Records provided →
::::::
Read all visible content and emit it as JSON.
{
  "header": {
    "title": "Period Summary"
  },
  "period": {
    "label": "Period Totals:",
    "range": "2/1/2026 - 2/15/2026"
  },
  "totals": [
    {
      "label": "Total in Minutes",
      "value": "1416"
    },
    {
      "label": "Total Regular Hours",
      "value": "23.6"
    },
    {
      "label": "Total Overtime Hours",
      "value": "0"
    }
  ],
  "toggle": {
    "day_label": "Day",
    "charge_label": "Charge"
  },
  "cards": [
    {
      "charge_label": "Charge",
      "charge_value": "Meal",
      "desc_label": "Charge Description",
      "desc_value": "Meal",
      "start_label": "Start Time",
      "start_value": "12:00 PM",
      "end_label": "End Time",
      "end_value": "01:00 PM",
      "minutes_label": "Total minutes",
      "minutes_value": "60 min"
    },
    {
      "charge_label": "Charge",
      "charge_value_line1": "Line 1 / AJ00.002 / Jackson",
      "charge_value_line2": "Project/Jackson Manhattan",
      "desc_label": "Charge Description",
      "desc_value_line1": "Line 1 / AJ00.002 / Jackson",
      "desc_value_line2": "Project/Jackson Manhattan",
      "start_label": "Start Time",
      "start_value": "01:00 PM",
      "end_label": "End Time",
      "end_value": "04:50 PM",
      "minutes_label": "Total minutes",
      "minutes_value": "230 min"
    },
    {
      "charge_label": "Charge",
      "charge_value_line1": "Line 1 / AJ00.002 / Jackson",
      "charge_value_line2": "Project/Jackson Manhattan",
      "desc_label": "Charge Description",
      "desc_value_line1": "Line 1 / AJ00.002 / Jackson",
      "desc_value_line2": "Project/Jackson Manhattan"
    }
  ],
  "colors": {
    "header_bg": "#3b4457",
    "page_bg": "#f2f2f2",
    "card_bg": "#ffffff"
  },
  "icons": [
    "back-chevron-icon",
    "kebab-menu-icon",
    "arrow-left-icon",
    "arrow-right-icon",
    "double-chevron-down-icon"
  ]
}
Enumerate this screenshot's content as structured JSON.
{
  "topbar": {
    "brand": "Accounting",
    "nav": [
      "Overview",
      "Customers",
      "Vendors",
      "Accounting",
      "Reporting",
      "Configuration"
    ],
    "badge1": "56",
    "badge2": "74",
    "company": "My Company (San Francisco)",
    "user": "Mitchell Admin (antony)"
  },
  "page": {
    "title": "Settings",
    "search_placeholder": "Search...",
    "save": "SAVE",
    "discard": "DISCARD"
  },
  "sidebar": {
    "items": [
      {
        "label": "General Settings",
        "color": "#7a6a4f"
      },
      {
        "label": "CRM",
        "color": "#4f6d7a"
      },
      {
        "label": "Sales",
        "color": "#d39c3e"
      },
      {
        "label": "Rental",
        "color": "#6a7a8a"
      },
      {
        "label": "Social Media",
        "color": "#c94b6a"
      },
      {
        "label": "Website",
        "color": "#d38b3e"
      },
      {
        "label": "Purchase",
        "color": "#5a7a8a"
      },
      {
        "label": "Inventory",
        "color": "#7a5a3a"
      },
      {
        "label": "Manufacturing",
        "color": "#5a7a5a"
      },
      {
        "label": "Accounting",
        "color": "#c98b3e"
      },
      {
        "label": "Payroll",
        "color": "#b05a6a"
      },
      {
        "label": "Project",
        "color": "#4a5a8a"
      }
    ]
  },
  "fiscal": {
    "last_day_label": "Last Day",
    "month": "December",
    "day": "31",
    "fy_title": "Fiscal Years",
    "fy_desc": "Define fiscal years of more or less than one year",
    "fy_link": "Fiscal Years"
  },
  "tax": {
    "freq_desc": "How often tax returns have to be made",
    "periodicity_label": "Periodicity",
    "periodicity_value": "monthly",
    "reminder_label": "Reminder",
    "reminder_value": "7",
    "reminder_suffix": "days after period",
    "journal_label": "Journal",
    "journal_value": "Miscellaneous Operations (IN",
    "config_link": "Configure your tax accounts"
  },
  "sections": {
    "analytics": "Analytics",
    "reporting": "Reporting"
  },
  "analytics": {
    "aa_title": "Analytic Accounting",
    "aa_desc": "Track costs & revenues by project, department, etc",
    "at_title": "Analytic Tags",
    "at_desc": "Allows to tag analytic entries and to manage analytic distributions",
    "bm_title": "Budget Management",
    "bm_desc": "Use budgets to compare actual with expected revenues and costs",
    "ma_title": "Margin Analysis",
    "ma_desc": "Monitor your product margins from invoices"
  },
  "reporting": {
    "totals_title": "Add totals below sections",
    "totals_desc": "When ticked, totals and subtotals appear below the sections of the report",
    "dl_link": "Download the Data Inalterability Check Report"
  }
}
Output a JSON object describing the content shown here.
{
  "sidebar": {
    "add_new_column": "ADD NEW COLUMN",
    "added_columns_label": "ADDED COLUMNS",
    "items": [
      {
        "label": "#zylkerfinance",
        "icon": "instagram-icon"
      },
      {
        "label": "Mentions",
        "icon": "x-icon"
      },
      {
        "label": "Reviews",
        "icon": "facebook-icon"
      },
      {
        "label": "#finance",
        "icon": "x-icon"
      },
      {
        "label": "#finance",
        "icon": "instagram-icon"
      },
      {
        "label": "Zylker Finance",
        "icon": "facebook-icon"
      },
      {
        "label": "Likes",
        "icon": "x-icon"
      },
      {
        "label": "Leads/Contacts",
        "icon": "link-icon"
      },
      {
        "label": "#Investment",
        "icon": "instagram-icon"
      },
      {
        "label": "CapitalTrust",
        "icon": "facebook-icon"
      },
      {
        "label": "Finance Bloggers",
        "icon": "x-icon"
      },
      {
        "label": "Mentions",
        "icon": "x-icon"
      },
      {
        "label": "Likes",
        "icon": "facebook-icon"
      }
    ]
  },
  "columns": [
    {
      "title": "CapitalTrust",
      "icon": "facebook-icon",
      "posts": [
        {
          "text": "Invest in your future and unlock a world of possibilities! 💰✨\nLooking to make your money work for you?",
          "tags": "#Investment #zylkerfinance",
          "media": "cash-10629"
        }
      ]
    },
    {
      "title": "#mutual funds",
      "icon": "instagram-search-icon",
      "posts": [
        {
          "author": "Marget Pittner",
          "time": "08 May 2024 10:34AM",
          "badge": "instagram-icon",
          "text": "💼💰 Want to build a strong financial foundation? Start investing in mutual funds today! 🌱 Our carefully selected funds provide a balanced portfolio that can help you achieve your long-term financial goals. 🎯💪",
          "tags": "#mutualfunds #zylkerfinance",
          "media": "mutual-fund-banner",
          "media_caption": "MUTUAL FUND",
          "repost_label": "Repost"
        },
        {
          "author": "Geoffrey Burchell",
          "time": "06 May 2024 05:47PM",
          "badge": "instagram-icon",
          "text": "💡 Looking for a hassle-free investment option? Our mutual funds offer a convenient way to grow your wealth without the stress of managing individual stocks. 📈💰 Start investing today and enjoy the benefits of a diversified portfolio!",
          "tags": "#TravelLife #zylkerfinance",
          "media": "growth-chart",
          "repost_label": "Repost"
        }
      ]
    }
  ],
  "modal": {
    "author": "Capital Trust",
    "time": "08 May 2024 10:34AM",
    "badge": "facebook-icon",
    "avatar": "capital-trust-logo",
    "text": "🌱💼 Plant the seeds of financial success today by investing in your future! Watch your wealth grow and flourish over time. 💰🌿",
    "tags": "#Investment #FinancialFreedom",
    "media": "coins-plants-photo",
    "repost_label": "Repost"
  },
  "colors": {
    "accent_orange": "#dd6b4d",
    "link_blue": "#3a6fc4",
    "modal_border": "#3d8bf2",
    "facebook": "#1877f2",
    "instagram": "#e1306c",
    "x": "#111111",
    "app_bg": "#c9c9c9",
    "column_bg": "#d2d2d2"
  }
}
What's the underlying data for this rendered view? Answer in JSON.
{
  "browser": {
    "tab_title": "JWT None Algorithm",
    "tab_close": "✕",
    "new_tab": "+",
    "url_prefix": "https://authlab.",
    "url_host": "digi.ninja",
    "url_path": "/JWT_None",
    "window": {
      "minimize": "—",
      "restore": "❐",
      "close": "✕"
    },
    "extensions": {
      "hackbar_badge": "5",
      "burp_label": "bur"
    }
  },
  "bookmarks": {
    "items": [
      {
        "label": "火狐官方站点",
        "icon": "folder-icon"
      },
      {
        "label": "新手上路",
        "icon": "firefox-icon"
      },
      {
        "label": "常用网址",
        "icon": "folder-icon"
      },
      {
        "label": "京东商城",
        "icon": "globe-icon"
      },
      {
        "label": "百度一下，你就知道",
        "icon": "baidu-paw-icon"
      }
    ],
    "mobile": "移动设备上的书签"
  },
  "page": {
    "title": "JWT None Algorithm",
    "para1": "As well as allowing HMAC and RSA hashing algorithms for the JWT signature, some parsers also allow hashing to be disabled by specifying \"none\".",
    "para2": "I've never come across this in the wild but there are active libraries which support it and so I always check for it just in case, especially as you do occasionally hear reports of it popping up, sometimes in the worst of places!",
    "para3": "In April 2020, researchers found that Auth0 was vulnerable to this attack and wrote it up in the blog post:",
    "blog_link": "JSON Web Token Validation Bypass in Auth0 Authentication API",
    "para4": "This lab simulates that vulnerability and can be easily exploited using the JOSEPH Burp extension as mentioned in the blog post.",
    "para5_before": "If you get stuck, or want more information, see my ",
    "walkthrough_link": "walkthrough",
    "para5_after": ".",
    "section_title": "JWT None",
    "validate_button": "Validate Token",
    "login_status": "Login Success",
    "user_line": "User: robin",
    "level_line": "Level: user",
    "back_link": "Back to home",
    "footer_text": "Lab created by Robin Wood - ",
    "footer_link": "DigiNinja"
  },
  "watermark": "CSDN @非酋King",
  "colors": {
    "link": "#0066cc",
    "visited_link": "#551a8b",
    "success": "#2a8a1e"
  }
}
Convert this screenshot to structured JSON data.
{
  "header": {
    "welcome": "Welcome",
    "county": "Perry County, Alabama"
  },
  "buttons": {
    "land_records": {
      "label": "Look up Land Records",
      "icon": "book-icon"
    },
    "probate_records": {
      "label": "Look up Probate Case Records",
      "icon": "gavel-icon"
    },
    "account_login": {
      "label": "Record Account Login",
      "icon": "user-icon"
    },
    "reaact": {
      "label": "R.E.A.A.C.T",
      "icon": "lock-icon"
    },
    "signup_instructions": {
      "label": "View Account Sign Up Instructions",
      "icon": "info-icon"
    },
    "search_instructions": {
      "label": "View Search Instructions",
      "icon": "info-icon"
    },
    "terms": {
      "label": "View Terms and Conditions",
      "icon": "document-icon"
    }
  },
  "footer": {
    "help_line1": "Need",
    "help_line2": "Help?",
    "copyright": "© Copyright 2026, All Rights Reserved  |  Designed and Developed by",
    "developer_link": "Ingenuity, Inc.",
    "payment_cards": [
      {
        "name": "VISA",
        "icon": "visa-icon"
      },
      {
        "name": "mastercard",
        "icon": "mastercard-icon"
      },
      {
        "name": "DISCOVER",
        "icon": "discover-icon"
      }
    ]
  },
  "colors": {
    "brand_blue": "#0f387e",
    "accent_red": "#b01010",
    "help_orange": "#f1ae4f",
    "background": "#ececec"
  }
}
::::::
Objective → Provide the number of lines in these entries that hold the word "below", without any accompanying text.

Exercise answer → 2